AIM
Can you copy out the data exactly? Leave the images out.

Entries from a visual dataset

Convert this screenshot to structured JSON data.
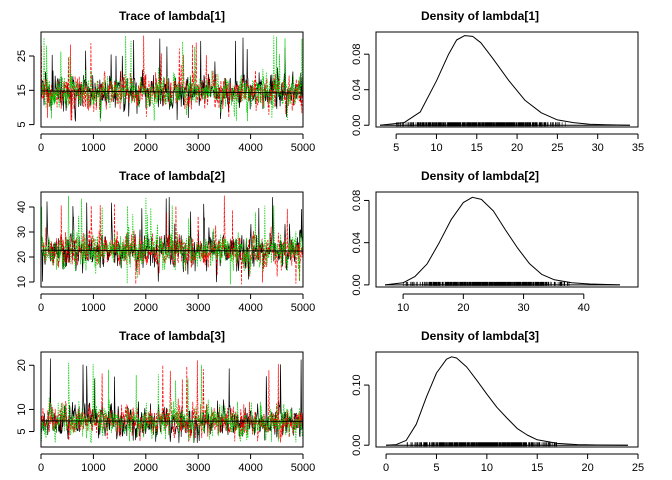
{
  "chart_data": [
    {
      "type": "line",
      "title": "Trace of lambda[1]",
      "xlabel": "",
      "ylabel": "",
      "xlim": [
        0,
        5000
      ],
      "ylim": [
        4.3,
        32
      ],
      "xticks": [
        0,
        1000,
        2000,
        3000,
        4000,
        5000
      ],
      "xtick_labels": [
        "0",
        "1000",
        "2000",
        "3000",
        "4000",
        "5000"
      ],
      "yticks": [
        5,
        15,
        25
      ],
      "ytick_labels": [
        "5",
        "15",
        "25"
      ],
      "grid": false,
      "series": [
        {
          "color": "#000000",
          "center": 14.5,
          "spread": 3.5,
          "low": 6,
          "high": 31
        },
        {
          "color": "#ff0000",
          "center": 14.5,
          "spread": 3.5,
          "low": 6,
          "high": 31
        },
        {
          "color": "#00cd00",
          "center": 14.5,
          "spread": 3.5,
          "low": 6,
          "high": 31
        }
      ],
      "running_mean": {
        "x": [
          0,
          5000
        ],
        "y": [
          14.8,
          14.2
        ]
      }
    },
    {
      "type": "line",
      "title": "Density of lambda[1]",
      "xlabel": "",
      "ylabel": "",
      "xlim": [
        2.5,
        35
      ],
      "ylim": [
        -0.002,
        0.105
      ],
      "xticks": [
        5,
        10,
        15,
        20,
        25,
        30,
        35
      ],
      "xtick_labels": [
        "5",
        "10",
        "15",
        "20",
        "25",
        "30",
        "35"
      ],
      "yticks": [
        0.0,
        0.04,
        0.08
      ],
      "ytick_labels": [
        "0.00",
        "0.04",
        "0.08"
      ],
      "grid": false,
      "density": {
        "x": [
          3,
          6,
          8,
          10,
          11.5,
          12.5,
          13.5,
          14.5,
          15.5,
          17,
          19,
          21,
          23,
          25,
          27,
          29,
          31,
          34
        ],
        "y": [
          0,
          0.003,
          0.015,
          0.05,
          0.08,
          0.096,
          0.101,
          0.1,
          0.093,
          0.075,
          0.05,
          0.028,
          0.014,
          0.006,
          0.003,
          0.001,
          0.0005,
          0
        ]
      },
      "rug": {
        "from": 5,
        "to": 26
      }
    },
    {
      "type": "line",
      "title": "Trace of lambda[2]",
      "xlabel": "",
      "ylabel": "",
      "xlim": [
        0,
        5000
      ],
      "ylim": [
        8,
        46
      ],
      "xticks": [
        0,
        1000,
        2000,
        3000,
        4000,
        5000
      ],
      "xtick_labels": [
        "0",
        "1000",
        "2000",
        "3000",
        "4000",
        "5000"
      ],
      "yticks": [
        10,
        20,
        30,
        40
      ],
      "ytick_labels": [
        "10",
        "20",
        "30",
        "40"
      ],
      "grid": false,
      "series": [
        {
          "color": "#000000",
          "center": 22.5,
          "spread": 5,
          "low": 9,
          "high": 45
        },
        {
          "color": "#ff0000",
          "center": 22.5,
          "spread": 5,
          "low": 9,
          "high": 45
        },
        {
          "color": "#00cd00",
          "center": 22.5,
          "spread": 5,
          "low": 9,
          "high": 45
        }
      ],
      "running_mean": {
        "x": [
          0,
          5000
        ],
        "y": [
          22.7,
          22.4
        ]
      }
    },
    {
      "type": "line",
      "title": "Density of lambda[2]",
      "xlabel": "",
      "ylabel": "",
      "xlim": [
        5.5,
        49
      ],
      "ylim": [
        -0.002,
        0.088
      ],
      "xticks": [
        10,
        20,
        30,
        40
      ],
      "xtick_labels": [
        "10",
        "20",
        "30",
        "40"
      ],
      "yticks": [
        0.0,
        0.04,
        0.08
      ],
      "ytick_labels": [
        "0.00",
        "0.04",
        "0.08"
      ],
      "grid": false,
      "density": {
        "x": [
          7,
          10,
          12,
          14,
          16,
          18,
          20,
          21.5,
          23,
          25,
          27,
          29,
          31,
          33,
          35,
          38,
          41,
          46
        ],
        "y": [
          0,
          0.002,
          0.008,
          0.02,
          0.04,
          0.062,
          0.078,
          0.083,
          0.081,
          0.07,
          0.052,
          0.035,
          0.02,
          0.01,
          0.005,
          0.002,
          0.0008,
          0
        ]
      },
      "rug": {
        "from": 10,
        "to": 38
      }
    },
    {
      "type": "line",
      "title": "Trace of lambda[3]",
      "xlabel": "",
      "ylabel": "",
      "xlim": [
        0,
        5000
      ],
      "ylim": [
        1.5,
        23
      ],
      "xticks": [
        0,
        1000,
        2000,
        3000,
        4000,
        5000
      ],
      "xtick_labels": [
        "0",
        "1000",
        "2000",
        "3000",
        "4000",
        "5000"
      ],
      "yticks": [
        5,
        10,
        20
      ],
      "ytick_labels": [
        "5",
        "10",
        "20"
      ],
      "grid": false,
      "series": [
        {
          "color": "#000000",
          "center": 7.3,
          "spread": 2.6,
          "low": 2.5,
          "high": 22
        },
        {
          "color": "#ff0000",
          "center": 7.3,
          "spread": 2.6,
          "low": 2.5,
          "high": 22
        },
        {
          "color": "#00cd00",
          "center": 7.3,
          "spread": 2.6,
          "low": 2.5,
          "high": 22
        }
      ],
      "running_mean": {
        "x": [
          0,
          5000
        ],
        "y": [
          7.4,
          7.3
        ]
      }
    },
    {
      "type": "line",
      "title": "Density of lambda[3]",
      "xlabel": "",
      "ylabel": "",
      "xlim": [
        -1,
        25
      ],
      "ylim": [
        -0.003,
        0.155
      ],
      "xticks": [
        0,
        5,
        10,
        15,
        20,
        25
      ],
      "xtick_labels": [
        "0",
        "5",
        "10",
        "15",
        "20",
        "25"
      ],
      "yticks": [
        0.0,
        0.1
      ],
      "ytick_labels": [
        "0.00",
        "0.10"
      ],
      "grid": false,
      "density": {
        "x": [
          0,
          1,
          2,
          3,
          4,
          5,
          6,
          6.5,
          7,
          8,
          9,
          10,
          11,
          12,
          13,
          14,
          15,
          17,
          19,
          21,
          24
        ],
        "y": [
          0,
          0.001,
          0.008,
          0.035,
          0.08,
          0.12,
          0.143,
          0.147,
          0.145,
          0.13,
          0.108,
          0.085,
          0.063,
          0.045,
          0.028,
          0.017,
          0.009,
          0.003,
          0.001,
          0.0003,
          0
        ]
      },
      "rug": {
        "from": 2,
        "to": 17
      }
    }
  ]
}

WRITTEN SOLUTION
Convert this screenshot to structured JSON data.
{
  "chart_data": [
    {
      "type": "line",
      "title": "Trace of lambda[1]",
      "xlabel": "",
      "ylabel": "",
      "xlim": [
        0,
        5000
      ],
      "ylim": [
        4.3,
        32
      ],
      "xticks": [
        0,
        1000,
        2000,
        3000,
        4000,
        5000
      ],
      "xtick_labels": [
        "0",
        "1000",
        "2000",
        "3000",
        "4000",
        "5000"
      ],
      "yticks": [
        5,
        15,
        25
      ],
      "ytick_labels": [
        "5",
        "15",
        "25"
      ],
      "grid": false,
      "series": [
        {
          "color": "#000000",
          "center": 14.5,
          "spread": 3.5,
          "low": 6,
          "high": 31
        },
        {
          "color": "#ff0000",
          "center": 14.5,
          "spread": 3.5,
          "low": 6,
          "high": 31
        },
        {
          "color": "#00cd00",
          "center": 14.5,
          "spread": 3.5,
          "low": 6,
          "high": 31
        }
      ],
      "running_mean": {
        "x": [
          0,
          5000
        ],
        "y": [
          14.8,
          14.2
        ]
      }
    },
    {
      "type": "line",
      "title": "Density of lambda[1]",
      "xlabel": "",
      "ylabel": "",
      "xlim": [
        2.5,
        35
      ],
      "ylim": [
        -0.002,
        0.105
      ],
      "xticks": [
        5,
        10,
        15,
        20,
        25,
        30,
        35
      ],
      "xtick_labels": [
        "5",
        "10",
        "15",
        "20",
        "25",
        "30",
        "35"
      ],
      "yticks": [
        0.0,
        0.04,
        0.08
      ],
      "ytick_labels": [
        "0.00",
        "0.04",
        "0.08"
      ],
      "grid": false,
      "density": {
        "x": [
          3,
          6,
          8,
          10,
          11.5,
          12.5,
          13.5,
          14.5,
          15.5,
          17,
          19,
          21,
          23,
          25,
          27,
          29,
          31,
          34
        ],
        "y": [
          0,
          0.003,
          0.015,
          0.05,
          0.08,
          0.096,
          0.101,
          0.1,
          0.093,
          0.075,
          0.05,
          0.028,
          0.014,
          0.006,
          0.003,
          0.001,
          0.0005,
          0
        ]
      },
      "rug": {
        "from": 5,
        "to": 26
      }
    },
    {
      "type": "line",
      "title": "Trace of lambda[2]",
      "xlabel": "",
      "ylabel": "",
      "xlim": [
        0,
        5000
      ],
      "ylim": [
        8,
        46
      ],
      "xticks": [
        0,
        1000,
        2000,
        3000,
        4000,
        5000
      ],
      "xtick_labels": [
        "0",
        "1000",
        "2000",
        "3000",
        "4000",
        "5000"
      ],
      "yticks": [
        10,
        20,
        30,
        40
      ],
      "ytick_labels": [
        "10",
        "20",
        "30",
        "40"
      ],
      "grid": false,
      "series": [
        {
          "color": "#000000",
          "center": 22.5,
          "spread": 5,
          "low": 9,
          "high": 45
        },
        {
          "color": "#ff0000",
          "center": 22.5,
          "spread": 5,
          "low": 9,
          "high": 45
        },
        {
          "color": "#00cd00",
          "center": 22.5,
          "spread": 5,
          "low": 9,
          "high": 45
        }
      ],
      "running_mean": {
        "x": [
          0,
          5000
        ],
        "y": [
          22.7,
          22.4
        ]
      }
    },
    {
      "type": "line",
      "title": "Density of lambda[2]",
      "xlabel": "",
      "ylabel": "",
      "xlim": [
        5.5,
        49
      ],
      "ylim": [
        -0.002,
        0.088
      ],
      "xticks": [
        10,
        20,
        30,
        40
      ],
      "xtick_labels": [
        "10",
        "20",
        "30",
        "40"
      ],
      "yticks": [
        0.0,
        0.04,
        0.08
      ],
      "ytick_labels": [
        "0.00",
        "0.04",
        "0.08"
      ],
      "grid": false,
      "density": {
        "x": [
          7,
          10,
          12,
          14,
          16,
          18,
          20,
          21.5,
          23,
          25,
          27,
          29,
          31,
          33,
          35,
          38,
          41,
          46
        ],
        "y": [
          0,
          0.002,
          0.008,
          0.02,
          0.04,
          0.062,
          0.078,
          0.083,
          0.081,
          0.07,
          0.052,
          0.035,
          0.02,
          0.01,
          0.005,
          0.002,
          0.0008,
          0
        ]
      },
      "rug": {
        "from": 10,
        "to": 38
      }
    },
    {
      "type": "line",
      "title": "Trace of lambda[3]",
      "xlabel": "",
      "ylabel": "",
      "xlim": [
        0,
        5000
      ],
      "ylim": [
        1.5,
        23
      ],
      "xticks": [
        0,
        1000,
        2000,
        3000,
        4000,
        5000
      ],
      "xtick_labels": [
        "0",
        "1000",
        "2000",
        "3000",
        "4000",
        "5000"
      ],
      "yticks": [
        5,
        10,
        20
      ],
      "ytick_labels": [
        "5",
        "10",
        "20"
      ],
      "grid": false,
      "series": [
        {
          "color": "#000000",
          "center": 7.3,
          "spread": 2.6,
          "low": 2.5,
          "high": 22
        },
        {
          "color": "#ff0000",
          "center": 7.3,
          "spread": 2.6,
          "low": 2.5,
          "high": 22
        },
        {
          "color": "#00cd00",
          "center": 7.3,
          "spread": 2.6,
          "low": 2.5,
          "high": 22
        }
      ],
      "running_mean": {
        "x": [
          0,
          5000
        ],
        "y": [
          7.4,
          7.3
        ]
      }
    },
    {
      "type": "line",
      "title": "Density of lambda[3]",
      "xlabel": "",
      "ylabel": "",
      "xlim": [
        -1,
        25
      ],
      "ylim": [
        -0.003,
        0.155
      ],
      "xticks": [
        0,
        5,
        10,
        15,
        20,
        25
      ],
      "xtick_labels": [
        "0",
        "5",
        "10",
        "15",
        "20",
        "25"
      ],
      "yticks": [
        0.0,
        0.1
      ],
      "ytick_labels": [
        "0.00",
        "0.10"
      ],
      "grid": false,
      "density": {
        "x": [
          0,
          1,
          2,
          3,
          4,
          5,
          6,
          6.5,
          7,
          8,
          9,
          10,
          11,
          12,
          13,
          14,
          15,
          17,
          19,
          21,
          24
        ],
        "y": [
          0,
          0.001,
          0.008,
          0.035,
          0.08,
          0.12,
          0.143,
          0.147,
          0.145,
          0.13,
          0.108,
          0.085,
          0.063,
          0.045,
          0.028,
          0.017,
          0.009,
          0.003,
          0.001,
          0.0003,
          0
        ]
      },
      "rug": {
        "from": 2,
        "to": 17
      }
    }
  ]
}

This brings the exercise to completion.